● **ЗАДАНИЯ**:
A - Приведите часть отрывка о тягостной скуке от «Но если она» до «легка, здесь несущественно.», заменив в ней «задача» на «проблема».
B - Что, согласно отрывку о тягостной скуке, легче: резко разбудить человека или не дать ему заснуть?

Но если она уже бодрствует, тогда ее не надо и будить. На самом деле не надо. Пробудить это фундаментальное настроение значит не просто сделать его бодрствующим, но дать ему быть таковым, предохранить от засыпания. Отсюда нетрудно сделать вывод: задача не стала легче. Может быть, эта задача существенно труднее и похожа на то, что нам известно во всякое время: легче резко разбудить человека, чем не дать ему заснуть. Но тяжела ли она или легка, здесь несущественно.

Перед нами уже куда более существенная трудность. Не дать тягостной скуке уснуть – странное или почти безумное требование. Разве оно не совершенно противоположно тому, что ежедневно и ежечасно предпринимает всякое естественное и здоровое человеческое поведение: оно как раз торопит время и не дает появиться именно тягостной скуке, т. е. отпугивает ее, заставляет заснуть? Мы же собираемся сделать так, чтобы она бодрствовала! Тягостная скука – кто не знаком с нею, всплывающей в самых различных обличьях и одеяниях: нередко она захватывает нас лишь на какие-то мгновения, но часто долго терзает и угнетает. Кто не знает, что, как только она приходит, мы сразу принимаемся ее отталкивать и стараемся прогнать, что это не всегда удается и нередко как раз тогда, когда мы перепробовали все, что только можно, она становится упрямой, строптивой, подавно никуда не уходит или еще чаще возвращается, медленно доводя нас почти до тоски? Даже когда удается отпугнуть ее, разве тогда мы не знаем – как раз тогда – что она может вернуться? Разве не смотрим вослед этой благополучно Изгнанной и Исчезнувшей со странным пониманием того, что она ведь в любое время может снова оказаться с нами? Разве это не ее свойство, коль скоро она так себя и показывает?

Но куда она исчезает и откуда снова приходит – это крадущееся нечто, вносящее смуту в наше вот-бы-тие? Кто ее не знает? И все-таки сможет ли кто-нибудь прямо сказать, что же, собственно, представляет собой это, всем и каждому известное? Что она такое, коль скоро, имея его в виду, мы ставим перед собой задачу дать ей, именно ей, возможность бодрствовать? Или эта тягостная скука, которую мы так хорошо знаем и о которой теперь так неясно говорим, – лишь тень настоящей? Ведь мы уже спрашивали и спрашиваем вновь и вновь: может быть, в конце концов, с нами случилось так, что глубокая тягостная скука, подобно безмолвному туману, клубится в пропасти вот-бытия?

● **ИСХОДНЫЕ ДАННЫЕ**:

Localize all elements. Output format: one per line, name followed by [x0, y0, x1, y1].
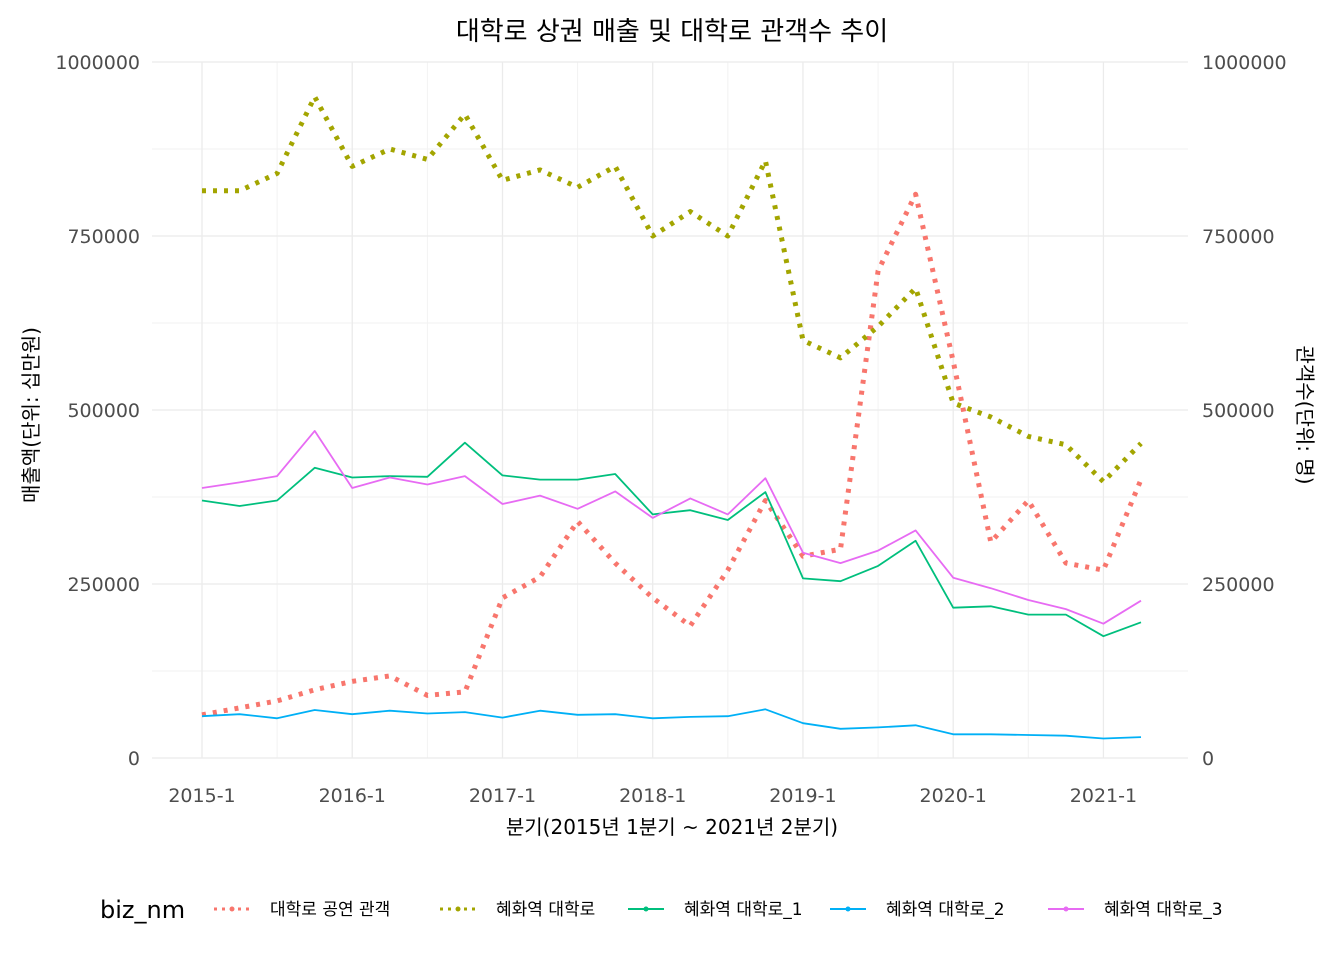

● **ПОЛНЫЕ РЕШЕНИЯ**:
A -
Но если она уже бодрствует, тогда ее не надо и будить. На самом деле не надо. Пробудить это фундаментальное настроение значит не просто сделать его бодрствующим, но дать ему быть таковым, предохранить от засыпания. Отсюда нетрудно сделать вывод: проблема не стала легче. Может быть, эта проблема существенно труднее и похожа на то, что нам известно во всякое время: легче резко разбудить человека, чем не дать ему заснуть. Но тяжела ли она или легка, здесь несущественно.

B - Легче резко разбудить человека, чем не дать ему заснуть.